**STATED GOAL:**
Take every line from the material that has the word "JSON" in it.

**Data listing:**
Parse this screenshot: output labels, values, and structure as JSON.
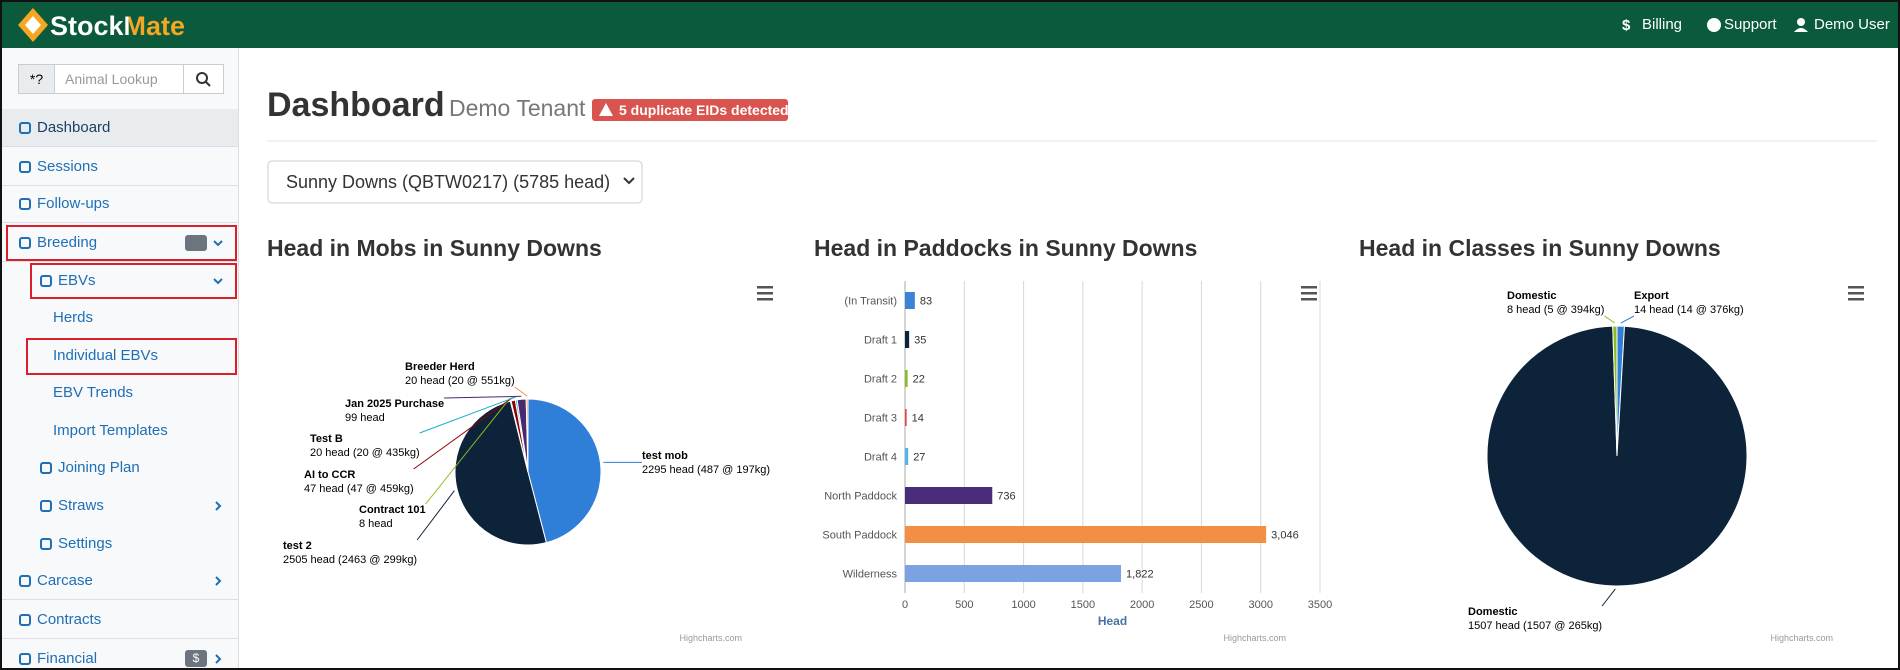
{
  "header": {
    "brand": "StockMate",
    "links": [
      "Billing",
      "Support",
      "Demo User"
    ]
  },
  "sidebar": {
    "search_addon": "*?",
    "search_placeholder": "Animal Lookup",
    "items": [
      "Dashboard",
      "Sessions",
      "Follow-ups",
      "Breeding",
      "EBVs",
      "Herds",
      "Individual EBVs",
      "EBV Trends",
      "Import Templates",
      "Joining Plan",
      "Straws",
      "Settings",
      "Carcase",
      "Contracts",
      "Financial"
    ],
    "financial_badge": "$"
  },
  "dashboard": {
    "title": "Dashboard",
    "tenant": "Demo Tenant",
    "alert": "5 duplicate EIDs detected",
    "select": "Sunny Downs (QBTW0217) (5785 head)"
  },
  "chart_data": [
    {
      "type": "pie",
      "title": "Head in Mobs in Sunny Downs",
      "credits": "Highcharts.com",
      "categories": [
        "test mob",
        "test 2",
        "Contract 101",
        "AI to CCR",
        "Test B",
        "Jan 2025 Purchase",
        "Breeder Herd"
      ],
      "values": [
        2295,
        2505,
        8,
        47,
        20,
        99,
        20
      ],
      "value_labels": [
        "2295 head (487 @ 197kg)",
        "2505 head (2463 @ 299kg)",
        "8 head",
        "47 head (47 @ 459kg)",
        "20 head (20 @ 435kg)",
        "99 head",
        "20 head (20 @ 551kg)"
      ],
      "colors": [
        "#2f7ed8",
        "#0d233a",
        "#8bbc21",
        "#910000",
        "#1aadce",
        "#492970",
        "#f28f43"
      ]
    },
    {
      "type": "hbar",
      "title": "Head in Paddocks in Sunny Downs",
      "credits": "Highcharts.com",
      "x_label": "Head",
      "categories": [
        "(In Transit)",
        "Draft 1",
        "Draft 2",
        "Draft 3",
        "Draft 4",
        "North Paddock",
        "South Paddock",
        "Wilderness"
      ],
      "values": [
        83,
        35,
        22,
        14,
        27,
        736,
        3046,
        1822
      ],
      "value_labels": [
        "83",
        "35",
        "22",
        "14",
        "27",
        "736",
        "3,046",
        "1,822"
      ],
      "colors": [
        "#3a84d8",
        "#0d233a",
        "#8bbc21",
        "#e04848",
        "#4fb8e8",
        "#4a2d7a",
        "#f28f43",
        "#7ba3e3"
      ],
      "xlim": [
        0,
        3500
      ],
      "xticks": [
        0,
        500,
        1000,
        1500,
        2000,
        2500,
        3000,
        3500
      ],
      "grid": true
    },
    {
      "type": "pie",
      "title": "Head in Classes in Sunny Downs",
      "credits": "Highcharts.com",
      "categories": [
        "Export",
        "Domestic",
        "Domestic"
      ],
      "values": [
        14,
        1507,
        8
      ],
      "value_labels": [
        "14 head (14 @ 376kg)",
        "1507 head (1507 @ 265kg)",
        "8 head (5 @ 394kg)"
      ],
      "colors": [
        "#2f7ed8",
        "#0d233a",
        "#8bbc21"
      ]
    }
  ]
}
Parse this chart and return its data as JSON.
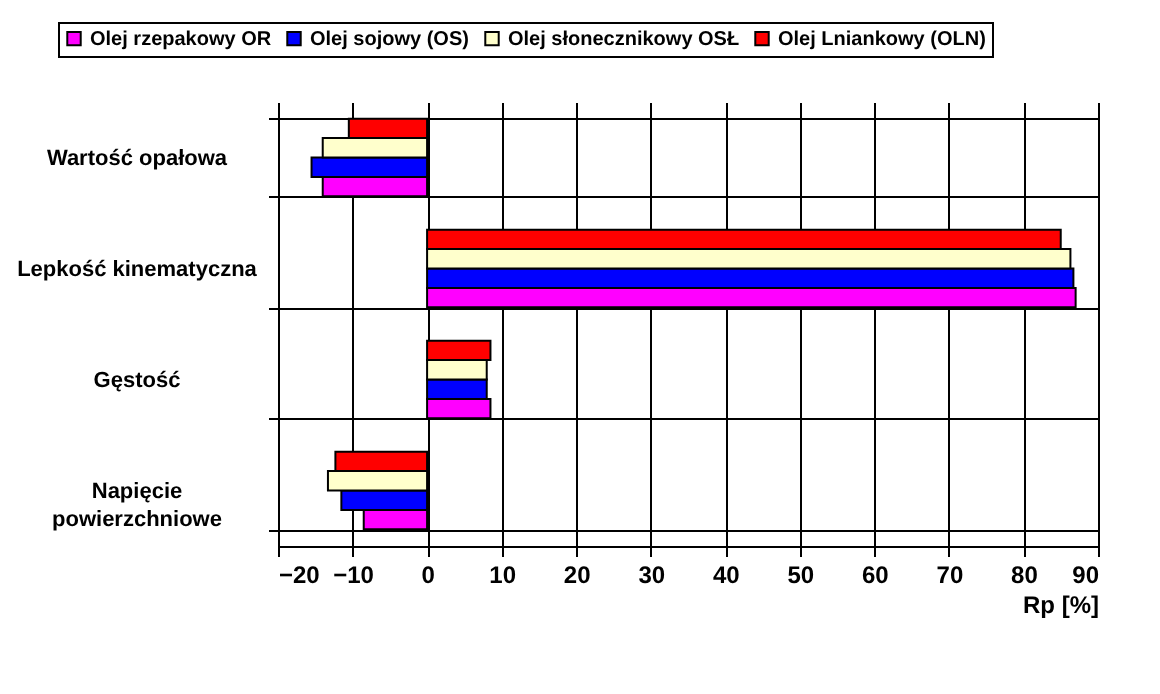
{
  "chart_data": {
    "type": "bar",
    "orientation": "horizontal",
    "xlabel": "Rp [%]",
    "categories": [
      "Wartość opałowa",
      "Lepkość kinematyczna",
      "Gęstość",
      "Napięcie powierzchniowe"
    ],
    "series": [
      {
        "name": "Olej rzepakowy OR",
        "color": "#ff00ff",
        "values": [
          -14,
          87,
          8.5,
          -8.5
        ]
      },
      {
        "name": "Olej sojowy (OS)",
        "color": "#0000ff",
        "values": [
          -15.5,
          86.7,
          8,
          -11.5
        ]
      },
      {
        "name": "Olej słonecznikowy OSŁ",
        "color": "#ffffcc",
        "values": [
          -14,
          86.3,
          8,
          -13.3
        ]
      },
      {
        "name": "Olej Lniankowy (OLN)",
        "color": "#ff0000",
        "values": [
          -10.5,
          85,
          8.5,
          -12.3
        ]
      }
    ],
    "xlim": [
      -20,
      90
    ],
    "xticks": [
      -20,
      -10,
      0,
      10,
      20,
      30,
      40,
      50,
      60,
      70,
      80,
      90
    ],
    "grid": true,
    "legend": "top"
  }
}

**SOLUTION BELOW:**
Parse this screenshot: output labels, values, and structure as JSON.
Parse this chart and return its data as JSON.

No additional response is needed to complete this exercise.